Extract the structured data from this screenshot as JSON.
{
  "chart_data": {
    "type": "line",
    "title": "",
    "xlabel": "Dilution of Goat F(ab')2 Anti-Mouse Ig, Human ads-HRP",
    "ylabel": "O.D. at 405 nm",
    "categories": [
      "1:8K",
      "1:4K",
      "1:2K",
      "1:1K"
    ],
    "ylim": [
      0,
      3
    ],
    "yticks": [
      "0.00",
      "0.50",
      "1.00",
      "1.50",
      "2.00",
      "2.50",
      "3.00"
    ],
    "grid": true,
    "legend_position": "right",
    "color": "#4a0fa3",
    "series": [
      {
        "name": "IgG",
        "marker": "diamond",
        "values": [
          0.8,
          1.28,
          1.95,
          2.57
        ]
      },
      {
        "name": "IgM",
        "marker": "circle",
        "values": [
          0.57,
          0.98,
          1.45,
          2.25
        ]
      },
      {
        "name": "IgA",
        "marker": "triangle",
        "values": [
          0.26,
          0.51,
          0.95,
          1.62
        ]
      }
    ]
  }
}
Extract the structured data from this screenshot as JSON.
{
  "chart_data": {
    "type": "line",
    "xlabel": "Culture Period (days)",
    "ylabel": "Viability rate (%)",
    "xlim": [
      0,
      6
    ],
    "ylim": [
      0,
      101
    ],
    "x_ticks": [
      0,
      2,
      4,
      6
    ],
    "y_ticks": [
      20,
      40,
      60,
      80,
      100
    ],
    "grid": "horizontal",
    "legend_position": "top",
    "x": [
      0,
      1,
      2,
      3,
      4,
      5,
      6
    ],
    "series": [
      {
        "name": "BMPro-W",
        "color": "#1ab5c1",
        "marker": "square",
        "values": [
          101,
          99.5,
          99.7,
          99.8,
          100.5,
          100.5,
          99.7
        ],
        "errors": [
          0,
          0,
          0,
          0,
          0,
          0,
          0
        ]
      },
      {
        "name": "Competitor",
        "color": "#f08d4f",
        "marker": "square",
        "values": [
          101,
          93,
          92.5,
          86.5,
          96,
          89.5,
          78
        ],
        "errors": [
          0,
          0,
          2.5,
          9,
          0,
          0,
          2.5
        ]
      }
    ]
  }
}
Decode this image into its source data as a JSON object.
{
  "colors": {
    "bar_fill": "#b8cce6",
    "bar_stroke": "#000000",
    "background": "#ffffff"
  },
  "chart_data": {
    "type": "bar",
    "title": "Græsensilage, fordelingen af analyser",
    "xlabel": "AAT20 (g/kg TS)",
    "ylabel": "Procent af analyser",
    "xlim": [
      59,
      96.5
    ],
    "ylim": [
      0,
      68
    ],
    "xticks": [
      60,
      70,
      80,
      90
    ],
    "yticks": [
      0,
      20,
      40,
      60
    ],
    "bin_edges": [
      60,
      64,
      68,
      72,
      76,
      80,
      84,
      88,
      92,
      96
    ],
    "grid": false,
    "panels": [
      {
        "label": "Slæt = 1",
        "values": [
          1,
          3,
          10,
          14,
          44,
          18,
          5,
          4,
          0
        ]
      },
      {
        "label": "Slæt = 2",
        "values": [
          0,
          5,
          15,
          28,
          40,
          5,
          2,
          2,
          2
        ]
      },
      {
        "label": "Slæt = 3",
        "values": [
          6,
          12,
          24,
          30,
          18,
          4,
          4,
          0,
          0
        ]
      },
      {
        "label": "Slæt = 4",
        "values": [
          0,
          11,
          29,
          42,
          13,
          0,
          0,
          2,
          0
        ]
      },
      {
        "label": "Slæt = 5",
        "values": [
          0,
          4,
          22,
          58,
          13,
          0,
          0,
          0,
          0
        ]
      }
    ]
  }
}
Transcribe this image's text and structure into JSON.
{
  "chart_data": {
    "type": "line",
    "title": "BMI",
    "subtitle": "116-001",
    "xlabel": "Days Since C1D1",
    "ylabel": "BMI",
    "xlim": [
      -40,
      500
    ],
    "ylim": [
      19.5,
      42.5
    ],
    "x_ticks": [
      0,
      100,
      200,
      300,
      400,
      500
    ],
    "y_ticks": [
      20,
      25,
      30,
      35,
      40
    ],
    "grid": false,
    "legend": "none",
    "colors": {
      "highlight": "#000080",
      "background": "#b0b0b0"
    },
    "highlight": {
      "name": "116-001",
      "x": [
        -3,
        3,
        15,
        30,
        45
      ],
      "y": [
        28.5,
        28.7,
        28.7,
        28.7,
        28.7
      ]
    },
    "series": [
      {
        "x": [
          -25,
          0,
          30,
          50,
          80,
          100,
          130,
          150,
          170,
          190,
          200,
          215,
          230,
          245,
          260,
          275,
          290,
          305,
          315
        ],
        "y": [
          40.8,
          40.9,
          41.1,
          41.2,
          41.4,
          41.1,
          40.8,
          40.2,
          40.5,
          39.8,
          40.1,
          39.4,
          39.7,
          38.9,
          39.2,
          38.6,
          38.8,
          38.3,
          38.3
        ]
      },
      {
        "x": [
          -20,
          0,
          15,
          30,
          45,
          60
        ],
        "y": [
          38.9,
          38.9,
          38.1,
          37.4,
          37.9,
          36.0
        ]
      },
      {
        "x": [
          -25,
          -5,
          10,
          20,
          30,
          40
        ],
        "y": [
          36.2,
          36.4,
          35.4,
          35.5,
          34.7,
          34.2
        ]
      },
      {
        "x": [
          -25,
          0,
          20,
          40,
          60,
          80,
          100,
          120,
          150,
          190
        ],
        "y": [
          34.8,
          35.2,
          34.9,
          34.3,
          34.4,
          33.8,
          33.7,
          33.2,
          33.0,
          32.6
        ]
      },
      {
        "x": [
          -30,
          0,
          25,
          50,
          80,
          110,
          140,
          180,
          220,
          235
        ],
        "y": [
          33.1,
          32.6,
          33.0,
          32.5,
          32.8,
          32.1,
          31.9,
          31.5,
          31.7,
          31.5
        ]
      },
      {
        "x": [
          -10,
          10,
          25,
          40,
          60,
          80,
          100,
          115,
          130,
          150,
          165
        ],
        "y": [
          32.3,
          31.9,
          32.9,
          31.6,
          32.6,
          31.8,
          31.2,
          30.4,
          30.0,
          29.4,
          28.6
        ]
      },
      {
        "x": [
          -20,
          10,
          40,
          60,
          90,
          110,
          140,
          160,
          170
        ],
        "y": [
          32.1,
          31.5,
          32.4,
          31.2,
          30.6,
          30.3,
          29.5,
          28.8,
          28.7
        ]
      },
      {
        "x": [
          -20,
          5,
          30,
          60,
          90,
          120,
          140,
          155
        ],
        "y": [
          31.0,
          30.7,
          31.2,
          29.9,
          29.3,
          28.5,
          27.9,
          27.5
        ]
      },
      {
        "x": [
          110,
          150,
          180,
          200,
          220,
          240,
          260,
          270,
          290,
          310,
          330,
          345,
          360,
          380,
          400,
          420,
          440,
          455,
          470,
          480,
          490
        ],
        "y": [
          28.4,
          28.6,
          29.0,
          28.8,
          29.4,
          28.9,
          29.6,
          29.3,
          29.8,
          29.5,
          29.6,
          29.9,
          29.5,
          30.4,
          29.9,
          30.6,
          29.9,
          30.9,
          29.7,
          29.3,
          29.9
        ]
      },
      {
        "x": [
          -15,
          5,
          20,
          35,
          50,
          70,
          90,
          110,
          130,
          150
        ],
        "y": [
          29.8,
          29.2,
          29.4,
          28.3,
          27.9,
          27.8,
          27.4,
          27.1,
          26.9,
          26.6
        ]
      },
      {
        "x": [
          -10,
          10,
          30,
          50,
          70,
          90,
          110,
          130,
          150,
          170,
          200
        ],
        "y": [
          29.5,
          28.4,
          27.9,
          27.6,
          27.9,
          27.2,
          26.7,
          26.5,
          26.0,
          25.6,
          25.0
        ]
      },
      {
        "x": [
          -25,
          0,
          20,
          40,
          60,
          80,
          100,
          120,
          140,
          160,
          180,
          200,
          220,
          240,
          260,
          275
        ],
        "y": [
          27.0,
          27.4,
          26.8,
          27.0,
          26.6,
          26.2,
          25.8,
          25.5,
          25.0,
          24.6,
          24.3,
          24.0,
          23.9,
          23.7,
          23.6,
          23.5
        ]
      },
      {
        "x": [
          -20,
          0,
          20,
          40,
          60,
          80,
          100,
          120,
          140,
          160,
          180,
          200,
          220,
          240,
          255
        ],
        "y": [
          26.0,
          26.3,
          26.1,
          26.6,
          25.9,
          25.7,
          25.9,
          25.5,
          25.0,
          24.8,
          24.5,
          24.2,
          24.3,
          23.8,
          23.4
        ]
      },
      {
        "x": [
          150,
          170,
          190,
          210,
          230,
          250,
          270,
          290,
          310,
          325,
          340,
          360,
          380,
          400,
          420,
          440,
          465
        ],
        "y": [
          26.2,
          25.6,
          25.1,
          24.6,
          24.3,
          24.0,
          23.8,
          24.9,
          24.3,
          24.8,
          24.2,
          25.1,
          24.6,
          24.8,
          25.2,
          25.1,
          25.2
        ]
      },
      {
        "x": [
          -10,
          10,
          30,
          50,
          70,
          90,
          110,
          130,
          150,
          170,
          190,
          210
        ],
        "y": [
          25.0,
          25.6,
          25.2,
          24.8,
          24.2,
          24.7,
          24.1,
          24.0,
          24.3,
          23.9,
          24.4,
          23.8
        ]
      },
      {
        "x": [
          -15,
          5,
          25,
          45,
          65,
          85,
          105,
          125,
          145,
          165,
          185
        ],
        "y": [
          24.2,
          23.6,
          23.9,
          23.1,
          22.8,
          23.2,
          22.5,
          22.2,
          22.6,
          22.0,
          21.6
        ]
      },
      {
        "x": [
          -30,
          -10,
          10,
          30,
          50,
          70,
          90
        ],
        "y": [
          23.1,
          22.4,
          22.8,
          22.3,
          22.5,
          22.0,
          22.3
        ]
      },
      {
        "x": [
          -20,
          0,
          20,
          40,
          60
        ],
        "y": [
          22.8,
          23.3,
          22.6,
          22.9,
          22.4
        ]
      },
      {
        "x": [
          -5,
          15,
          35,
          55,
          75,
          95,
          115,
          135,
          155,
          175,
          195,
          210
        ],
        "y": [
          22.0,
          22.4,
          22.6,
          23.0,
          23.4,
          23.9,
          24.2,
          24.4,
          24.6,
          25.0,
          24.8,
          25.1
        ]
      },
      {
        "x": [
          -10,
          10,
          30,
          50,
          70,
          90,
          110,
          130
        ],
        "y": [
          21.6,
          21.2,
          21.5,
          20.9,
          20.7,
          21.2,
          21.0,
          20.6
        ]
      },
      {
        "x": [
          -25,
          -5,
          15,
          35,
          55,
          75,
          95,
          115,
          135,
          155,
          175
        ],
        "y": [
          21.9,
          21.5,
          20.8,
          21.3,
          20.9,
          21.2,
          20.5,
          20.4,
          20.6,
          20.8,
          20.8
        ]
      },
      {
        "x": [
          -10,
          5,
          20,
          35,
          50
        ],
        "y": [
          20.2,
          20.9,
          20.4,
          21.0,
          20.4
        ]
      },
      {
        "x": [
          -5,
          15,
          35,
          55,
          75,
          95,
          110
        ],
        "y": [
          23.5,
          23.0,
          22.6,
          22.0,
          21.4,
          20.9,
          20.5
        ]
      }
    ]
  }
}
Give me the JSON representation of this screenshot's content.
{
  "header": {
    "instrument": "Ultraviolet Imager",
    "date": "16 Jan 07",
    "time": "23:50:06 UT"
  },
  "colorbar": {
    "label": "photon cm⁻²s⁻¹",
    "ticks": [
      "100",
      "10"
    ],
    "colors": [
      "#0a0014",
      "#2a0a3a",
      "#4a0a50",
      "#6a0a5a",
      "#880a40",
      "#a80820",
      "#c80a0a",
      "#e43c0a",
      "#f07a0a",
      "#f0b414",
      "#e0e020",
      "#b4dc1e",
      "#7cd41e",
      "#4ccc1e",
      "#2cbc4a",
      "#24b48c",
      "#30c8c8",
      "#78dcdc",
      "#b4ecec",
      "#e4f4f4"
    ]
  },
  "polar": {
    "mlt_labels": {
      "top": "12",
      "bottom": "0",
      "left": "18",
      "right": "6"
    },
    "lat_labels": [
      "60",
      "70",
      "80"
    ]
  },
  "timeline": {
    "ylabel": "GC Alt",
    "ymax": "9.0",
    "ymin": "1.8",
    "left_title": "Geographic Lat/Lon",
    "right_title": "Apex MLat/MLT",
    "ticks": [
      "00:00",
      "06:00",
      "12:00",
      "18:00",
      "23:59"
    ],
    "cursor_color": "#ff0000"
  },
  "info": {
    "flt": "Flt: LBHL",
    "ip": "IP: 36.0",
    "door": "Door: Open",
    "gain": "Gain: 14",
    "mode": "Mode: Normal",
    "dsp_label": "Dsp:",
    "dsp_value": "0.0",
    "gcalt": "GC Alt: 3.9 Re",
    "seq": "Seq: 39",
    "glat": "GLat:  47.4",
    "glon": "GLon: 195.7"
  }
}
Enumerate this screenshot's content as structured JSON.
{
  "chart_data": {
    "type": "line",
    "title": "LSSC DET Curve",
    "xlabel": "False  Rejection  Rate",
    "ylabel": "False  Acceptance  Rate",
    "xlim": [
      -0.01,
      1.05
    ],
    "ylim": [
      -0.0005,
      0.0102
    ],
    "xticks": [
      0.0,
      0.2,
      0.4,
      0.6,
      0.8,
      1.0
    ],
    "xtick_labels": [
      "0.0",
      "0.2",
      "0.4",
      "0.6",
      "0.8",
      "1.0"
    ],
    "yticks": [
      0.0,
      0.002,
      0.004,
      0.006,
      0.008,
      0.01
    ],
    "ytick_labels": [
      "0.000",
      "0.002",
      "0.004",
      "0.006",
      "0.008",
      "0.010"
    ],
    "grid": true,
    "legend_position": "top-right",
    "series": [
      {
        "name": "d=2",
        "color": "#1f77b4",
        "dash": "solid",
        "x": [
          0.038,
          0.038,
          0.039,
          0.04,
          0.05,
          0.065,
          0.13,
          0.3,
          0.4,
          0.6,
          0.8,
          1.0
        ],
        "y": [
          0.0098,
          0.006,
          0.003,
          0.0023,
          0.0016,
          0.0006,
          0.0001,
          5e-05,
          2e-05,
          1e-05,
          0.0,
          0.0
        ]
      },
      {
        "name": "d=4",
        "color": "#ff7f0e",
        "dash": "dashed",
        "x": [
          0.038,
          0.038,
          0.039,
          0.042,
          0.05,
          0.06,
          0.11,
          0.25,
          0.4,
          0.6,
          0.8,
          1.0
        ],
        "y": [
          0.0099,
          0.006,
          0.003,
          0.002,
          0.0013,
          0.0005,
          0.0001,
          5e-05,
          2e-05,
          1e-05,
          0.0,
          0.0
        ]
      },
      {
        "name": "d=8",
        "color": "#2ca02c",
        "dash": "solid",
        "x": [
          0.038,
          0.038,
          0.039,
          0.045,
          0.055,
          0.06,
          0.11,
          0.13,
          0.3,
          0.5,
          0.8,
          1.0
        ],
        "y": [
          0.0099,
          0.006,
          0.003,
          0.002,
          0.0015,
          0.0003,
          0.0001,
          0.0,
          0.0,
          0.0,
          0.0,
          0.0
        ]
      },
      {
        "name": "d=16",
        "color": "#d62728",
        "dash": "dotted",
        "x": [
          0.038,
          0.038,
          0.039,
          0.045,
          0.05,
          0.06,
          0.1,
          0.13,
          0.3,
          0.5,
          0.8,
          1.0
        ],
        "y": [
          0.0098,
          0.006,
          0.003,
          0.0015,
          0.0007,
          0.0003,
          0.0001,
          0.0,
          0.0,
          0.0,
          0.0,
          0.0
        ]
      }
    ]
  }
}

────────

**Challenge:**
Extract every line above that contains the word "background".

**Written answer:**
    "background": "#ffffff"
      "background": "#b0b0b0"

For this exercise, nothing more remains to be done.